▶ _What the task asks_: Copy each of the following lines word for word, with the same characters, spacing, and punctuation.

▶ _Data to process_:
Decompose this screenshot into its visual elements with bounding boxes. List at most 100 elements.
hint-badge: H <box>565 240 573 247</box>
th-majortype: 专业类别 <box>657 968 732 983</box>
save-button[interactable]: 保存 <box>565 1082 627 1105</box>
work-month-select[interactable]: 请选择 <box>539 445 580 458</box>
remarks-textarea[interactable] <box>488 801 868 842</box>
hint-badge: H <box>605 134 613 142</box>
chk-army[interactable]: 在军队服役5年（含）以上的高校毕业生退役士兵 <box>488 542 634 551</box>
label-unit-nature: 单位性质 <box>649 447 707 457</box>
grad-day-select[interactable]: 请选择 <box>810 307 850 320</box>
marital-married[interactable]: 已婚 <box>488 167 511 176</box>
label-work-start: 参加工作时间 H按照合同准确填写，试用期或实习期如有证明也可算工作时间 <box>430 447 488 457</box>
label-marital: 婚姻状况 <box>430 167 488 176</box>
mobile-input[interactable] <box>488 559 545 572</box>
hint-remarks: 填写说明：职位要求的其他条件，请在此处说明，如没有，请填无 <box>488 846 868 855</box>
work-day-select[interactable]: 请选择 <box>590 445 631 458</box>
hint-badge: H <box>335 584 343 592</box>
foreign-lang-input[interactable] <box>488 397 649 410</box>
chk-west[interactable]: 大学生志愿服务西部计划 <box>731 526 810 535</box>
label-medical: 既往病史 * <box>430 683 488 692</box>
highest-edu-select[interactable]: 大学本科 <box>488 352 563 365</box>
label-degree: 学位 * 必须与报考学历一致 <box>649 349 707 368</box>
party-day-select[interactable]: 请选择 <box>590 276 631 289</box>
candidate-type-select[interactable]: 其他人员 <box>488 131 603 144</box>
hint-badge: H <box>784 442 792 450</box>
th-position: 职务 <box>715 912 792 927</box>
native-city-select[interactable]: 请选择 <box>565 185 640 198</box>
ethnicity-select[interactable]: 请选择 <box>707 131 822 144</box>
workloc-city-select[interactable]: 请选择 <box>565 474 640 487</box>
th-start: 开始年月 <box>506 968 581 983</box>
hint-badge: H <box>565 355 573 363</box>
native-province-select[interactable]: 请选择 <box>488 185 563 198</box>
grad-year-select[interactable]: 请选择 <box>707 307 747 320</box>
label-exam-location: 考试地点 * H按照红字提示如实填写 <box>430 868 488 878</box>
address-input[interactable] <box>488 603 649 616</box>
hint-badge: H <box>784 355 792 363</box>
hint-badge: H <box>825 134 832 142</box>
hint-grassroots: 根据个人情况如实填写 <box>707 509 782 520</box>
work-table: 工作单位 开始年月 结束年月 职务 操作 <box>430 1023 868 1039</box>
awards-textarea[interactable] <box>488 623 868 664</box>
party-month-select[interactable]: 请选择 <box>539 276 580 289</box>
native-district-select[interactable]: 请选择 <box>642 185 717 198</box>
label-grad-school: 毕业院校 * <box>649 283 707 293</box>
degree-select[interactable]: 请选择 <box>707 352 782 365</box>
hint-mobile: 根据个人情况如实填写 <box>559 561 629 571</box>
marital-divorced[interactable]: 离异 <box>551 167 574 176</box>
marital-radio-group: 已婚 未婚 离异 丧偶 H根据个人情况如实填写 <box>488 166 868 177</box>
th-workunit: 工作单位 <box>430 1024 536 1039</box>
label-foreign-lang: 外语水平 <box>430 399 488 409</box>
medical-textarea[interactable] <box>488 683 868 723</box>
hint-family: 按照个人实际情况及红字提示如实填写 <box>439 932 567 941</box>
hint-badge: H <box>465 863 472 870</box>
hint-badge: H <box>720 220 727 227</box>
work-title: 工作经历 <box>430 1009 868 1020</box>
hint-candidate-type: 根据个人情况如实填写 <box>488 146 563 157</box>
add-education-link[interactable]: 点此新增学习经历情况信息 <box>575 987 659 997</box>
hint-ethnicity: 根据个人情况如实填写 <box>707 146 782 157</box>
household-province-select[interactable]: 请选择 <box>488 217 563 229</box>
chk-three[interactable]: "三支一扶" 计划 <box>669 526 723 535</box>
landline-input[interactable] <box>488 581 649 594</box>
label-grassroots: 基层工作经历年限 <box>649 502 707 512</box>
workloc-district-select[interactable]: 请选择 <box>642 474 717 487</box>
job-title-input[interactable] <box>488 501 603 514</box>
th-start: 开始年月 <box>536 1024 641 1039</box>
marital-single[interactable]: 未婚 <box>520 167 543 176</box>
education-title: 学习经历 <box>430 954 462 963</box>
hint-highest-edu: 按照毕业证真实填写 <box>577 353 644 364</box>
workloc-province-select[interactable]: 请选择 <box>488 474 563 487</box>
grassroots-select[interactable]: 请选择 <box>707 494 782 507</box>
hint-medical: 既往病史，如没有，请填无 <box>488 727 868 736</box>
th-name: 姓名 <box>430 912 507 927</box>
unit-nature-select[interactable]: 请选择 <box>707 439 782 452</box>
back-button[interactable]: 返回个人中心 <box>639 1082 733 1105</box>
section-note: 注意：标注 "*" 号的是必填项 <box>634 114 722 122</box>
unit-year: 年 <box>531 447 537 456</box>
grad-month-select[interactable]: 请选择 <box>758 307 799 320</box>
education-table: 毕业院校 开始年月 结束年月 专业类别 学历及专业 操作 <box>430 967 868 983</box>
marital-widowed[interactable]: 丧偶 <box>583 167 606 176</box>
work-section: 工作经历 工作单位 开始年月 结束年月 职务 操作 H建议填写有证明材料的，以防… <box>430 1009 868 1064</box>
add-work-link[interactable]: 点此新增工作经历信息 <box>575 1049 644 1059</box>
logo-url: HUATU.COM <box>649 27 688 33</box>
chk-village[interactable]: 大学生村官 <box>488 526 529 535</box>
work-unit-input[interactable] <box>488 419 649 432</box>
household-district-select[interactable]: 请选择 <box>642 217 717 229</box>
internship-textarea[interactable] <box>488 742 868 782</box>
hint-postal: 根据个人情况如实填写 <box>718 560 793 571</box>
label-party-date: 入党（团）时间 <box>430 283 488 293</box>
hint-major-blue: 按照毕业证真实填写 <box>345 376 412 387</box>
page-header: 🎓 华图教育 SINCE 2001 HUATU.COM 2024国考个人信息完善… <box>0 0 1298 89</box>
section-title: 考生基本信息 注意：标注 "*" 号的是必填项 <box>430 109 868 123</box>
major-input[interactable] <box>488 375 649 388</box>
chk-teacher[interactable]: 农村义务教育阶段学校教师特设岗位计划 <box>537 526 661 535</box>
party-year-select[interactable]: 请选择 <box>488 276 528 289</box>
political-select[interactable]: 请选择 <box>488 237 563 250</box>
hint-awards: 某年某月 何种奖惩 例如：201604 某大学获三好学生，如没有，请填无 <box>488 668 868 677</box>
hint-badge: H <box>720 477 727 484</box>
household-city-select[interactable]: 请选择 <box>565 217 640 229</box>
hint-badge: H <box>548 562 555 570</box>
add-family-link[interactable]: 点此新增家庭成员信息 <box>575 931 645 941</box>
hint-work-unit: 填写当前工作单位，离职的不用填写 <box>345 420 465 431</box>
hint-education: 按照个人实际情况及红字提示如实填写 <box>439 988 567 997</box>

▶ _Answer for the task_:
Decompose this screenshot into its visual elements with bounding boxes. List at most 100 elements.
hint-badge: H <box>565 240 573 247</box>
th-majortype: 专业类别 <box>657 968 732 983</box>
save-button[interactable]: 保存 <box>565 1082 627 1105</box>
work-month-select[interactable]: 请选择 <box>539 445 580 458</box>
remarks-textarea[interactable] <box>488 801 868 842</box>
hint-badge: H <box>605 134 613 142</box>
chk-army[interactable]: 在军队服役5年（含）以上的高校毕业生退役士兵 <box>488 542 634 551</box>
label-unit-nature: 单位性质 <box>649 447 707 457</box>
grad-day-select[interactable]: 请选择 <box>810 307 850 320</box>
marital-married[interactable]: 已婚 <box>488 167 511 176</box>
label-work-start: 参加工作时间 H按照合同准确填写，试用期或实习期如有证明也可算工作时间 <box>430 447 488 457</box>
label-marital: 婚姻状况 <box>430 167 488 176</box>
mobile-input[interactable] <box>488 559 545 572</box>
hint-remarks: 填写说明：职位要求的其他条件，请在此处说明，如没有，请填无 <box>488 846 868 855</box>
work-day-select[interactable]: 请选择 <box>590 445 631 458</box>
hint-badge: H <box>335 584 343 592</box>
foreign-lang-input[interactable] <box>488 397 649 410</box>
chk-west[interactable]: 大学生志愿服务西部计划 <box>731 526 810 535</box>
label-medical: 既往病史 * <box>430 683 488 692</box>
highest-edu-select[interactable]: 大学本科 <box>488 352 563 365</box>
label-degree: 学位 * 必须与报考学历一致 <box>649 349 707 368</box>
party-day-select[interactable]: 请选择 <box>590 276 631 289</box>
candidate-type-select[interactable]: 其他人员 <box>488 131 603 144</box>
hint-badge: H <box>784 442 792 450</box>
th-position: 职务 <box>715 912 792 927</box>
native-city-select[interactable]: 请选择 <box>565 185 640 198</box>
ethnicity-select[interactable]: 请选择 <box>707 131 822 144</box>
workloc-city-select[interactable]: 请选择 <box>565 474 640 487</box>
th-start: 开始年月 <box>506 968 581 983</box>
hint-badge: H <box>565 355 573 363</box>
native-province-select[interactable]: 请选择 <box>488 185 563 198</box>
grad-year-select[interactable]: 请选择 <box>707 307 747 320</box>
label-exam-location: 考试地点 * H按照红字提示如实填写 <box>430 868 488 878</box>
address-input[interactable] <box>488 603 649 616</box>
hint-badge: H <box>784 355 792 363</box>
hint-badge: H <box>825 134 832 142</box>
hint-grassroots: 根据个人情况如实填写 <box>707 509 782 520</box>
work-table: 工作单位 开始年月 结束年月 职务 操作 <box>430 1023 868 1039</box>
awards-textarea[interactable] <box>488 623 868 664</box>
party-month-select[interactable]: 请选择 <box>539 276 580 289</box>
native-district-select[interactable]: 请选择 <box>642 185 717 198</box>
label-grad-school: 毕业院校 * <box>649 283 707 293</box>
degree-select[interactable]: 请选择 <box>707 352 782 365</box>
hint-mobile: 根据个人情况如实填写 <box>559 561 629 571</box>
marital-divorced[interactable]: 离异 <box>551 167 574 176</box>
marital-radio-group: 已婚 未婚 离异 丧偶 H根据个人情况如实填写 <box>488 166 868 177</box>
th-workunit: 工作单位 <box>430 1024 536 1039</box>
label-foreign-lang: 外语水平 <box>430 399 488 409</box>
medical-textarea[interactable] <box>488 683 868 723</box>
hint-family: 按照个人实际情况及红字提示如实填写 <box>439 932 567 941</box>
hint-badge: H <box>465 863 472 870</box>
hint-badge: H <box>720 220 727 227</box>
work-title: 工作经历 <box>430 1009 868 1020</box>
hint-candidate-type: 根据个人情况如实填写 <box>488 146 563 157</box>
add-education-link[interactable]: 点此新增学习经历情况信息 <box>575 987 659 997</box>
hint-ethnicity: 根据个人情况如实填写 <box>707 146 782 157</box>
household-province-select[interactable]: 请选择 <box>488 217 563 229</box>
chk-three[interactable]: "三支一扶" 计划 <box>669 526 723 535</box>
landline-input[interactable] <box>488 581 649 594</box>
label-grassroots: 基层工作经历年限 <box>649 502 707 512</box>
workloc-district-select[interactable]: 请选择 <box>642 474 717 487</box>
job-title-input[interactable] <box>488 501 603 514</box>
th-start: 开始年月 <box>536 1024 641 1039</box>
marital-single[interactable]: 未婚 <box>520 167 543 176</box>
education-title: 学习经历 <box>430 954 462 963</box>
hint-highest-edu: 按照毕业证真实填写 <box>577 353 644 364</box>
workloc-province-select[interactable]: 请选择 <box>488 474 563 487</box>
grassroots-select[interactable]: 请选择 <box>707 494 782 507</box>
hint-medical: 既往病史，如没有，请填无 <box>488 727 868 736</box>
th-name: 姓名 <box>430 912 507 927</box>
unit-nature-select[interactable]: 请选择 <box>707 439 782 452</box>
back-button[interactable]: 返回个人中心 <box>639 1082 733 1105</box>
section-note: 注意：标注 "*" 号的是必填项 <box>634 114 722 122</box>
unit-year: 年 <box>531 447 537 456</box>
grad-month-select[interactable]: 请选择 <box>758 307 799 320</box>
education-table: 毕业院校 开始年月 结束年月 专业类别 学历及专业 操作 <box>430 967 868 983</box>
marital-widowed[interactable]: 丧偶 <box>583 167 606 176</box>
work-section: 工作经历 工作单位 开始年月 结束年月 职务 操作 H建议填写有证明材料的，以防… <box>430 1009 868 1064</box>
add-work-link[interactable]: 点此新增工作经历信息 <box>575 1049 644 1059</box>
logo-url: HUATU.COM <box>649 27 688 33</box>
chk-village[interactable]: 大学生村官 <box>488 526 529 535</box>
work-unit-input[interactable] <box>488 419 649 432</box>
household-district-select[interactable]: 请选择 <box>642 217 717 229</box>
internship-textarea[interactable] <box>488 742 868 782</box>
hint-postal: 根据个人情况如实填写 <box>718 560 793 571</box>
label-party-date: 入党（团）时间 <box>430 283 488 293</box>
hint-major-blue: 按照毕业证真实填写 <box>345 376 412 387</box>
page-header: 🎓 华图教育 SINCE 2001 HUATU.COM 2024国考个人信息完善… <box>0 0 1298 89</box>
section-title: 考生基本信息 注意：标注 "*" 号的是必填项 <box>430 109 868 123</box>
major-input[interactable] <box>488 375 649 388</box>
chk-teacher[interactable]: 农村义务教育阶段学校教师特设岗位计划 <box>537 526 661 535</box>
party-year-select[interactable]: 请选择 <box>488 276 528 289</box>
political-select[interactable]: 请选择 <box>488 237 563 250</box>
hint-awards: 某年某月 何种奖惩 例如：201604 某大学获三好学生，如没有，请填无 <box>488 668 868 677</box>
hint-badge: H <box>720 477 727 484</box>
household-city-select[interactable]: 请选择 <box>565 217 640 229</box>
hint-badge: H <box>548 562 555 570</box>
add-family-link[interactable]: 点此新增家庭成员信息 <box>575 931 645 941</box>
hint-work-unit: 填写当前工作单位，离职的不用填写 <box>345 420 465 431</box>
hint-education: 按照个人实际情况及红字提示如实填写 <box>439 988 567 997</box>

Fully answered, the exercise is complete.